All lines in which the word "action" occurs are to be extracted.

GIVEN RECORDS:
+++

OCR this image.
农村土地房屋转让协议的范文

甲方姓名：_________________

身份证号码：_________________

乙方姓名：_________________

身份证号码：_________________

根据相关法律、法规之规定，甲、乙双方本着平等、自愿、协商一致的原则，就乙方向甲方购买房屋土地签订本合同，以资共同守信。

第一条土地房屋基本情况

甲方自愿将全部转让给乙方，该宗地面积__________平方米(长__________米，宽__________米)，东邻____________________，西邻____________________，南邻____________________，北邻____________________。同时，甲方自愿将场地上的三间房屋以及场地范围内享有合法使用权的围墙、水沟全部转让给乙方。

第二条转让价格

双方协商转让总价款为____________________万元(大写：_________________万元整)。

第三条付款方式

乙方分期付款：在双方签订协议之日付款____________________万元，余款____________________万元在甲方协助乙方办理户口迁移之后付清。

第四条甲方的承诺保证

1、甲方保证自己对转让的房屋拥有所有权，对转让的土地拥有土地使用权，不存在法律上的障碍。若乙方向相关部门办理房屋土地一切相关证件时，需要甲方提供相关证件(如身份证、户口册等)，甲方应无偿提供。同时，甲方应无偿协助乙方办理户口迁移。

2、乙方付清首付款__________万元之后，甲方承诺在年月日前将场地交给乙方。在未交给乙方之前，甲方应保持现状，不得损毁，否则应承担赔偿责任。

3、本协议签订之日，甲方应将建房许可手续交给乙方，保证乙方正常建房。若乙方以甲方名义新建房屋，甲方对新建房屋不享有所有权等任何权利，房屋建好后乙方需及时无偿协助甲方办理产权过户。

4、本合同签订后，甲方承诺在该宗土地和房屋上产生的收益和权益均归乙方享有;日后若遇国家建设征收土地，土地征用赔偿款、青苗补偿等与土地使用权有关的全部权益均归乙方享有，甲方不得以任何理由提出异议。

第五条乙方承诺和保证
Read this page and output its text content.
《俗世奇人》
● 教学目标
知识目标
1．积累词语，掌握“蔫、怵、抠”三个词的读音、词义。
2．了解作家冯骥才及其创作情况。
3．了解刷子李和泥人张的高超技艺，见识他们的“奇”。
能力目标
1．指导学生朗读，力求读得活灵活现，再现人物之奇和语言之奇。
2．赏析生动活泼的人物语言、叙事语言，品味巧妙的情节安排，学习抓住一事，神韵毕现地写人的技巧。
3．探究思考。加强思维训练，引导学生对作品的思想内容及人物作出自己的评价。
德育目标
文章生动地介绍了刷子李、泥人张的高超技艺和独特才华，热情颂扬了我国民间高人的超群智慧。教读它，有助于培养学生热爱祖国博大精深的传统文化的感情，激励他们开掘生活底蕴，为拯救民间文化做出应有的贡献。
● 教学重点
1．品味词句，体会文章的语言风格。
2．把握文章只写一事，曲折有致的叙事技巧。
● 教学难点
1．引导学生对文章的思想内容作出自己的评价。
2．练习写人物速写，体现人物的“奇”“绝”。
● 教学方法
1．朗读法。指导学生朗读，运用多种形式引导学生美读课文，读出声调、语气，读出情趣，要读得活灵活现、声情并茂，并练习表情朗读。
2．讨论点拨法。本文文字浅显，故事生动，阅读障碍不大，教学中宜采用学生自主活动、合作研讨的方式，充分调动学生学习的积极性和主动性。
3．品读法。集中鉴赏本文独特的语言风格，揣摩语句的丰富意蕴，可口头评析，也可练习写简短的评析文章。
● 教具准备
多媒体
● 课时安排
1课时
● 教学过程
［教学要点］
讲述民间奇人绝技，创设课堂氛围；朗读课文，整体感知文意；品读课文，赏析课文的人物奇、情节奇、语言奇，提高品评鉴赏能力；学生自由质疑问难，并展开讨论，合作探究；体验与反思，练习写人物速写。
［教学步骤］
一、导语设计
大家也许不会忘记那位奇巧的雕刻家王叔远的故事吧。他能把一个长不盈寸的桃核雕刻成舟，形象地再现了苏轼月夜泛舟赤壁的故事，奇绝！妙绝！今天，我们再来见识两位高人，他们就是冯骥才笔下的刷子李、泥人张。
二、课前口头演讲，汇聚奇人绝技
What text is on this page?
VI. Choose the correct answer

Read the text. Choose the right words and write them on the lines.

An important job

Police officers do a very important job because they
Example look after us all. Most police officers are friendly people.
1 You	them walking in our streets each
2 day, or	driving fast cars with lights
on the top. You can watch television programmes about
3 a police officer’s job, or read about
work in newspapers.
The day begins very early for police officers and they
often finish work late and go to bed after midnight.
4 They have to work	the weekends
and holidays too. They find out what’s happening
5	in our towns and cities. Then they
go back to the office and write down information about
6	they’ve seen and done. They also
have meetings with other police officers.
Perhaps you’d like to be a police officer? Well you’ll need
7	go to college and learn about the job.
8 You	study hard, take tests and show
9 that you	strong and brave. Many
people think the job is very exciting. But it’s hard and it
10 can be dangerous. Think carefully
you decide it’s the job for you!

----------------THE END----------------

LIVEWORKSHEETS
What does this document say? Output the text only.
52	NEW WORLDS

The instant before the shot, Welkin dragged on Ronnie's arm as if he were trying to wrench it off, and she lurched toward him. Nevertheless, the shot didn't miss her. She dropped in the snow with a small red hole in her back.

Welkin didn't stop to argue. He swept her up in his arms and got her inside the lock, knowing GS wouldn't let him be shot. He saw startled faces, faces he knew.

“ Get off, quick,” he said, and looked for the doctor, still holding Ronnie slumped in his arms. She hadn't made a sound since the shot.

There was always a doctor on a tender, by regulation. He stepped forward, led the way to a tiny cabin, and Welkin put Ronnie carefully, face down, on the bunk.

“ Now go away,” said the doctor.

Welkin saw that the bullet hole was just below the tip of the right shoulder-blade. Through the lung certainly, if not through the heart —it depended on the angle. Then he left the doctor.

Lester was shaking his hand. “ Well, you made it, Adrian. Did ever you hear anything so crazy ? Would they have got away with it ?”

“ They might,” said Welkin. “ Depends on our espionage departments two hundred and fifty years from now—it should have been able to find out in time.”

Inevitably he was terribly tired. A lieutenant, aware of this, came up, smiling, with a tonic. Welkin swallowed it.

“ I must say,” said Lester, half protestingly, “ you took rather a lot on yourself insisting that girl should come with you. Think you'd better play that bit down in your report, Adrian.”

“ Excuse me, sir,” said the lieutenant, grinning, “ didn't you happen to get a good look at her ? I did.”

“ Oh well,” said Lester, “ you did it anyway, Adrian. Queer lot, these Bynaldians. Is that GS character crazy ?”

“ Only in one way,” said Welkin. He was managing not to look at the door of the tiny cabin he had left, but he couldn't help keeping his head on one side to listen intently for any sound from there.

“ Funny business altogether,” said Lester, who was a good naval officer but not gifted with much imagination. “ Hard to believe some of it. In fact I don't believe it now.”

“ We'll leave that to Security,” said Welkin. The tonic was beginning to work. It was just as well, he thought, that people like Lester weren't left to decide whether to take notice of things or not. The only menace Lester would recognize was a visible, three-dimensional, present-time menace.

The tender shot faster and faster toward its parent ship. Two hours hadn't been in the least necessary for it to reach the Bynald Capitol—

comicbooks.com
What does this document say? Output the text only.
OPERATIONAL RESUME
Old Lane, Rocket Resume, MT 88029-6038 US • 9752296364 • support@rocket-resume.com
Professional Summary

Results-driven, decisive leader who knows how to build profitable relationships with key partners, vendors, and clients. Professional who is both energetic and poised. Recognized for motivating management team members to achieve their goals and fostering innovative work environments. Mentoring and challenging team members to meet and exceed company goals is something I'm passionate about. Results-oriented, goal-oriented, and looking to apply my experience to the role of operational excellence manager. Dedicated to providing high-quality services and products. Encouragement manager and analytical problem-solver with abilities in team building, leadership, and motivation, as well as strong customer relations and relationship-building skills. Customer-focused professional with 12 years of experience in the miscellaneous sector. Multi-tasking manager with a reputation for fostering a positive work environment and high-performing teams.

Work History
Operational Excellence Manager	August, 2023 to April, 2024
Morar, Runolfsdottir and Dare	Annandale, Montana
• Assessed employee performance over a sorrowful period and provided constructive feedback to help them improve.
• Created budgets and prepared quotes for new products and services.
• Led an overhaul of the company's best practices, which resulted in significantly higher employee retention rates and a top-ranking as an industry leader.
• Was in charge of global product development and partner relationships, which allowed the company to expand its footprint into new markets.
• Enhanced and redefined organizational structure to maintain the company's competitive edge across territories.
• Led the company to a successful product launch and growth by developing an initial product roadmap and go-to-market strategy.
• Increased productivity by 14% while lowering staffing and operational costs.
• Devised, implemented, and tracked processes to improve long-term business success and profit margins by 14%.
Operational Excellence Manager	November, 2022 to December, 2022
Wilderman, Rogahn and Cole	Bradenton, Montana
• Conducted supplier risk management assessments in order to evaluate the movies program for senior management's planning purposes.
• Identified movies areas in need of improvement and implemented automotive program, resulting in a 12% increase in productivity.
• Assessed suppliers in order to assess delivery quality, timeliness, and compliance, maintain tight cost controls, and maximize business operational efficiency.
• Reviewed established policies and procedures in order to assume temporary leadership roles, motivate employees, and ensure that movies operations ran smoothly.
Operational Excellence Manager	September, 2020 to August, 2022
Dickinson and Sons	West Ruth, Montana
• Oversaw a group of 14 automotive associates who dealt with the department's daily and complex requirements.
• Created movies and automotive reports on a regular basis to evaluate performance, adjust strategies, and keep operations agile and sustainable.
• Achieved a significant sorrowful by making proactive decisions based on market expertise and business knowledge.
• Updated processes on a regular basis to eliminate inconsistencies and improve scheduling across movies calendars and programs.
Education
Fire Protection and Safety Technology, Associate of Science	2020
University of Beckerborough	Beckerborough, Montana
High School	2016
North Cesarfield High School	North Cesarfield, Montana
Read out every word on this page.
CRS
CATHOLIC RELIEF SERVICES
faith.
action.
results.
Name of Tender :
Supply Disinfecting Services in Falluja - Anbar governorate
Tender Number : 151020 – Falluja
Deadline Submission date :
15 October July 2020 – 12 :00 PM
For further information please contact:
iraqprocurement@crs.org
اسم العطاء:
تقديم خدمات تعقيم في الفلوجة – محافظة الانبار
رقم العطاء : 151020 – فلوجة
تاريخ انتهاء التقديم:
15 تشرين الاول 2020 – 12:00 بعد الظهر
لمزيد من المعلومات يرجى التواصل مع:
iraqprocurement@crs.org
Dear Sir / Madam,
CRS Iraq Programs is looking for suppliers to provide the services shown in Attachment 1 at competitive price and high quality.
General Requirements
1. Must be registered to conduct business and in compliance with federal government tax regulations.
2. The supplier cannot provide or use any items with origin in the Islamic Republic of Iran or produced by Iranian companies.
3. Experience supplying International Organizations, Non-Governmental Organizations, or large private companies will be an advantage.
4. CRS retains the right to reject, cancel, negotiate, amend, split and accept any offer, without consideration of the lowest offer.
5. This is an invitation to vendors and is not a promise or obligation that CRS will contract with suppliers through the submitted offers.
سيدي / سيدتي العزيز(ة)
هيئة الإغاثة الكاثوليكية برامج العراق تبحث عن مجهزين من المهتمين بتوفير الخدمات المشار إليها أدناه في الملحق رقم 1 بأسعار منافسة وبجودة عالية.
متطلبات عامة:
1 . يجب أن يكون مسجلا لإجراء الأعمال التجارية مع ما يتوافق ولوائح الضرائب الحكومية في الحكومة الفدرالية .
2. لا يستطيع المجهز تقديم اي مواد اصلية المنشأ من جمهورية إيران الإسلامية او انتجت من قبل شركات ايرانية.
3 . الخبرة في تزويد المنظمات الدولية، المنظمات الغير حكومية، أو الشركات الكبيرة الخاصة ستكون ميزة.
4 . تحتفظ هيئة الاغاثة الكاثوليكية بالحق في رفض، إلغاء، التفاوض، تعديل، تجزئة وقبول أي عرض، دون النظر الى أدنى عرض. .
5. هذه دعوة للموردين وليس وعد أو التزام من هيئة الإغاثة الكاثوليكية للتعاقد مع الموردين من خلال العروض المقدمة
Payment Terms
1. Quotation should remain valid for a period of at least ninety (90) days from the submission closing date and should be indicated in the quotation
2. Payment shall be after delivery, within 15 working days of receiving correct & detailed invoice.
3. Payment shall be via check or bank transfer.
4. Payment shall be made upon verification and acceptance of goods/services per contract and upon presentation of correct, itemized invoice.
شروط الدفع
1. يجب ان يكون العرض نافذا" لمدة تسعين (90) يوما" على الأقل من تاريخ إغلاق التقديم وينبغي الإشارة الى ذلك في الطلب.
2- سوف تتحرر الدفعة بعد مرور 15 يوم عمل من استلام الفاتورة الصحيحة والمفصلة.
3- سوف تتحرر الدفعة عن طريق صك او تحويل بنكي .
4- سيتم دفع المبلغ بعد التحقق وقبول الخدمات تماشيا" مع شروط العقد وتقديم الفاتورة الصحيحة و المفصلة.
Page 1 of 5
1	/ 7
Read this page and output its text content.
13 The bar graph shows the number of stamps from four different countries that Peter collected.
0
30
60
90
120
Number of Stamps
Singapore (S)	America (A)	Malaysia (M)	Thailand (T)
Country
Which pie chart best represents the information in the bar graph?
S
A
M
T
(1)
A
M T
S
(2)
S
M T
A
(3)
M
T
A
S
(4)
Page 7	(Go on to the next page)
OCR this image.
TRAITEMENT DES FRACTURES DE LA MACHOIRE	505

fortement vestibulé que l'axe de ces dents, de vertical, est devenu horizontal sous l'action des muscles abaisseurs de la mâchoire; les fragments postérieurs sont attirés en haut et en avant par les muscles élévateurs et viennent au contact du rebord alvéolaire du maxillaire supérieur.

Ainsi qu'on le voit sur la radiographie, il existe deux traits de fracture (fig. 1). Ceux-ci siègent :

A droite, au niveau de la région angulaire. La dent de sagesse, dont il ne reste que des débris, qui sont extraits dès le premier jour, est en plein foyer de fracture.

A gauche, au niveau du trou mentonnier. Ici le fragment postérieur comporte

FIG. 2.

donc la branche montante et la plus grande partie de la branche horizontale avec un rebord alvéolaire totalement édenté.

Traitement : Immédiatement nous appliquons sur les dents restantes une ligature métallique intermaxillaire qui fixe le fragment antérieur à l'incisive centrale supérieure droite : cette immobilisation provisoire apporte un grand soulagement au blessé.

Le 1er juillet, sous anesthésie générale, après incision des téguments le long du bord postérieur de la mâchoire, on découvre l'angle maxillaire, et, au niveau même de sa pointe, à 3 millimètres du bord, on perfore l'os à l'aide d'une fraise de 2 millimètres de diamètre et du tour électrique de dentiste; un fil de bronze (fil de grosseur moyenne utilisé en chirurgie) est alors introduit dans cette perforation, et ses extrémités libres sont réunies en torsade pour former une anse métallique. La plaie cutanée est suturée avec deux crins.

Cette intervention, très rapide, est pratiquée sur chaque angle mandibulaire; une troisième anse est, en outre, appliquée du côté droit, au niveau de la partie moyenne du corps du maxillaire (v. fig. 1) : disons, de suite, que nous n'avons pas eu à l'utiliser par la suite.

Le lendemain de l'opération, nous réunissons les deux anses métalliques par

+++

WRITTEN SOLUTION:
action.
fortement vestibulé que l'axe de ces dents, de vertical, est devenu horizontal sous l'action des muscles abaisseurs de la mâchoire; les fragments postérieurs sont attirés en haut et en avant par les muscles élévateurs et viennent au contact du rebord alvéolaire du maxillaire supérieur.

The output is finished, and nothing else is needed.